→ DO THIS: Skip the pictures. Repeat everything else in the records word for word.

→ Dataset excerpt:
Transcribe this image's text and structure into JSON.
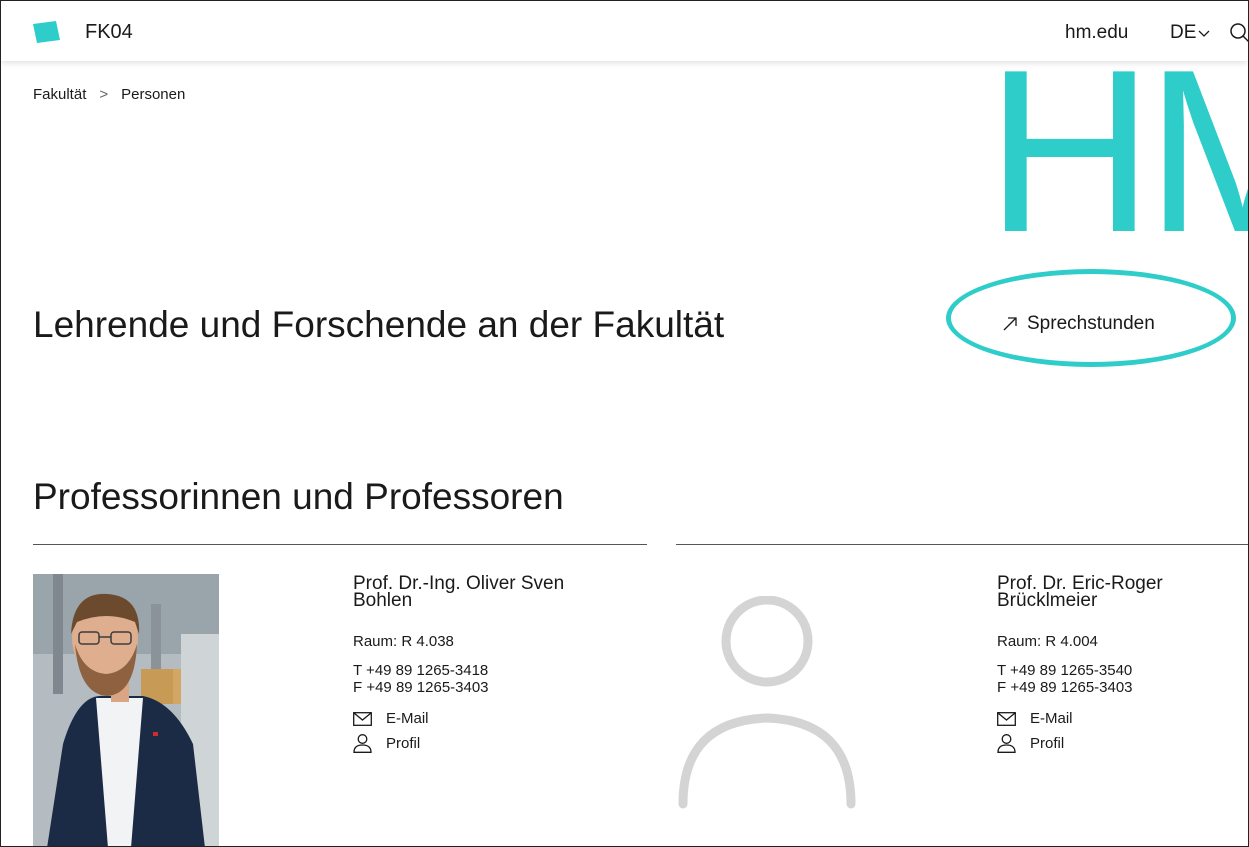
{
  "header": {
    "site_name": "FK04",
    "hm_link": "hm.edu",
    "language": "DE",
    "brand_color": "#2fcdc9",
    "icons": [
      "logo-square-icon",
      "chevron-down-icon",
      "search-icon"
    ]
  },
  "breadcrumb": {
    "items": [
      "Fakultät",
      "Personen"
    ],
    "separator": ">"
  },
  "hero": {
    "brand_text": "HM"
  },
  "page": {
    "title": "Lehrende und Forschende an der Fakultät",
    "sprechstunden_link": "Sprechstunden",
    "section_title": "Professorinnen und Professoren"
  },
  "people": [
    {
      "name": "Prof. Dr.-Ing. Oliver Sven Bohlen",
      "room": "Raum: R 4.038",
      "phone": "T +49 89 1265-3418",
      "fax": "F +49 89 1265-3403",
      "email_label": "E-Mail",
      "profile_label": "Profil",
      "has_photo": true
    },
    {
      "name": "Prof. Dr. Eric-Roger Brücklmeier",
      "room": "Raum: R 4.004",
      "phone": "T +49 89 1265-3540",
      "fax": "F +49 89 1265-3403",
      "email_label": "E-Mail",
      "profile_label": "Profil",
      "has_photo": false
    }
  ]
}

→ WRITTEN ANSWER:
Transcribe this image's text and structure into JSON.
{
  "header": {
    "site_name": "FK04",
    "hm_link": "hm.edu",
    "language": "DE",
    "brand_color": "#2fcdc9",
    "icons": [
      "logo-square-icon",
      "chevron-down-icon",
      "search-icon"
    ]
  },
  "breadcrumb": {
    "items": [
      "Fakultät",
      "Personen"
    ],
    "separator": ">"
  },
  "hero": {
    "brand_text": "HM"
  },
  "page": {
    "title": "Lehrende und Forschende an der Fakultät",
    "sprechstunden_link": "Sprechstunden",
    "section_title": "Professorinnen und Professoren"
  },
  "people": [
    {
      "name": "Prof. Dr.-Ing. Oliver Sven Bohlen",
      "room": "Raum: R 4.038",
      "phone": "T +49 89 1265-3418",
      "fax": "F +49 89 1265-3403",
      "email_label": "E-Mail",
      "profile_label": "Profil",
      "has_photo": true
    },
    {
      "name": "Prof. Dr. Eric-Roger Brücklmeier",
      "room": "Raum: R 4.004",
      "phone": "T +49 89 1265-3540",
      "fax": "F +49 89 1265-3403",
      "email_label": "E-Mail",
      "profile_label": "Profil",
      "has_photo": false
    }
  ]
}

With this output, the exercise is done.